**Material shown**.
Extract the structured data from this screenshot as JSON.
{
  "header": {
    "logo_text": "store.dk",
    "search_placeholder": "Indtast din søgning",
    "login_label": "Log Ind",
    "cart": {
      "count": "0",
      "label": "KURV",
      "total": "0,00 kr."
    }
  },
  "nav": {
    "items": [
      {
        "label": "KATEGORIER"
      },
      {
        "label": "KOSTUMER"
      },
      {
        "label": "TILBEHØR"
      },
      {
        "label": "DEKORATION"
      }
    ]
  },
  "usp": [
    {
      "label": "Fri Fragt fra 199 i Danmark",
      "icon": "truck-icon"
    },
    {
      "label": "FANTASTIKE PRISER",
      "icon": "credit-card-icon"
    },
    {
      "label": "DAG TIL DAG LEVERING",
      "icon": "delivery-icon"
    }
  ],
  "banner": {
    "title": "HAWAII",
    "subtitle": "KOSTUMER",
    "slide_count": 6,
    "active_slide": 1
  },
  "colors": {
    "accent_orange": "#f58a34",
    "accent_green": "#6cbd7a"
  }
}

**Requirement**.
Go through the listing and copy all of it exactly.

**Response to this task**.
Extract the structured data from this screenshot as JSON.
{
  "header": {
    "logo_text": "store.dk",
    "search_placeholder": "Indtast din søgning",
    "login_label": "Log Ind",
    "cart": {
      "count": "0",
      "label": "KURV",
      "total": "0,00 kr."
    }
  },
  "nav": {
    "items": [
      {
        "label": "KATEGORIER"
      },
      {
        "label": "KOSTUMER"
      },
      {
        "label": "TILBEHØR"
      },
      {
        "label": "DEKORATION"
      }
    ]
  },
  "usp": [
    {
      "label": "Fri Fragt fra 199 i Danmark",
      "icon": "truck-icon"
    },
    {
      "label": "FANTASTIKE PRISER",
      "icon": "credit-card-icon"
    },
    {
      "label": "DAG TIL DAG LEVERING",
      "icon": "delivery-icon"
    }
  ],
  "banner": {
    "title": "HAWAII",
    "subtitle": "KOSTUMER",
    "slide_count": 6,
    "active_slide": 1
  },
  "colors": {
    "accent_orange": "#f58a34",
    "accent_green": "#6cbd7a"
  }
}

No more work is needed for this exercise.